> TO BE DONE: Comb the records below for the string "name" and copy each line where it turns up.

# START OF RECORD EXTRACTS

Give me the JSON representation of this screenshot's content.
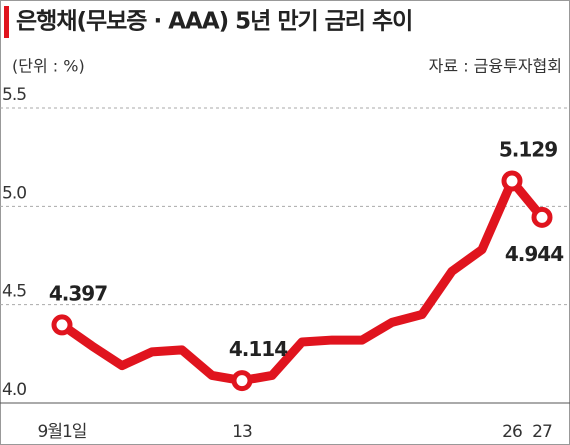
{
  "chart_data": {
    "type": "line",
    "title": "은행채(무보증 · AAA) 5년 만기 금리 추이",
    "subtitle": "(단위 : %)",
    "source": "자료 : 금융투자협회",
    "categories": [
      "9월1일",
      null,
      null,
      null,
      null,
      null,
      "13",
      null,
      null,
      null,
      null,
      null,
      null,
      null,
      null,
      "26",
      "27"
    ],
    "series": [
      {
        "name": "은행채 5년 금리",
        "color": "#e0141e",
        "values": [
          4.397,
          4.29,
          4.19,
          4.26,
          4.27,
          4.14,
          4.114,
          4.14,
          4.31,
          4.32,
          4.32,
          4.41,
          4.45,
          4.67,
          4.78,
          5.129,
          4.944
        ],
        "value_labels": [
          "4.397",
          null,
          null,
          null,
          null,
          null,
          "4.114",
          null,
          null,
          null,
          null,
          null,
          null,
          null,
          null,
          "5.129",
          "4.944"
        ]
      }
    ],
    "ylim": [
      4,
      5.5
    ],
    "yticks": [
      {
        "value": 4,
        "label": "4.0"
      },
      4.5,
      {
        "value": 5,
        "label": "5.0"
      },
      5.5
    ],
    "grid": true
  }
}
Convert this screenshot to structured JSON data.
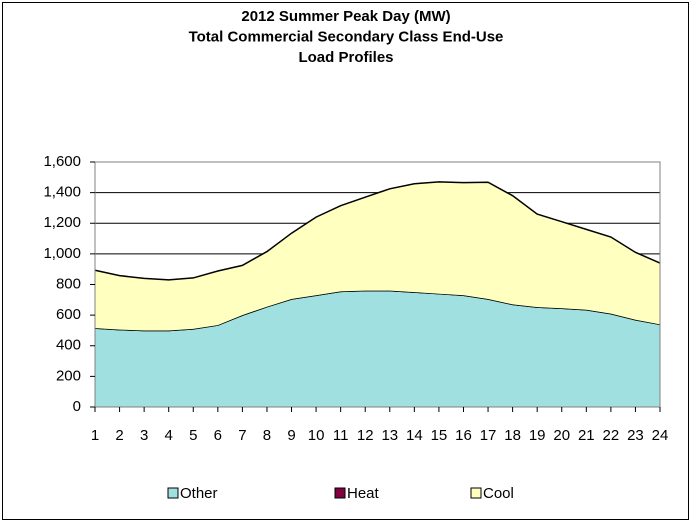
{
  "chart_data": {
    "type": "stacked_area",
    "title": [
      "2012 Summer Peak Day (MW)",
      "Total Commercial Secondary Class End-Use",
      "Load Profiles"
    ],
    "categories": [
      "1",
      "2",
      "3",
      "4",
      "5",
      "6",
      "7",
      "8",
      "9",
      "10",
      "11",
      "12",
      "13",
      "14",
      "15",
      "16",
      "17",
      "18",
      "19",
      "20",
      "21",
      "22",
      "23",
      "24"
    ],
    "series": [
      {
        "name": "Other",
        "color": "#a0e0e0",
        "values": [
          515,
          505,
          500,
          500,
          510,
          535,
          600,
          655,
          705,
          730,
          755,
          760,
          760,
          750,
          740,
          730,
          705,
          670,
          652,
          645,
          635,
          610,
          570,
          540
        ]
      },
      {
        "name": "Heat",
        "color": "#800040",
        "values": [
          0,
          0,
          0,
          0,
          0,
          0,
          0,
          0,
          0,
          0,
          0,
          0,
          0,
          0,
          0,
          0,
          0,
          0,
          0,
          0,
          0,
          0,
          0,
          0
        ]
      },
      {
        "name": "Cool",
        "color": "#ffffc0",
        "values": [
          378,
          353,
          340,
          330,
          333,
          353,
          325,
          360,
          430,
          510,
          560,
          610,
          665,
          708,
          730,
          735,
          763,
          710,
          608,
          565,
          525,
          500,
          440,
          400
        ]
      }
    ],
    "ylim": [
      0,
      1600
    ],
    "yticks": [
      0,
      200,
      400,
      600,
      800,
      {
        "value": 1000,
        "label": "1,000"
      },
      {
        "value": 1200,
        "label": "1,200"
      },
      {
        "value": 1400,
        "label": "1,400"
      },
      {
        "value": 1600,
        "label": "1,600"
      }
    ],
    "grid": true,
    "legend": "bottom"
  }
}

# END OF RECORD EXTRACTS

> TASK ANSWER:
        "name": "은행채 5년 금리",
        "name": "Other",
        "name": "Heat",
        "name": "Cool",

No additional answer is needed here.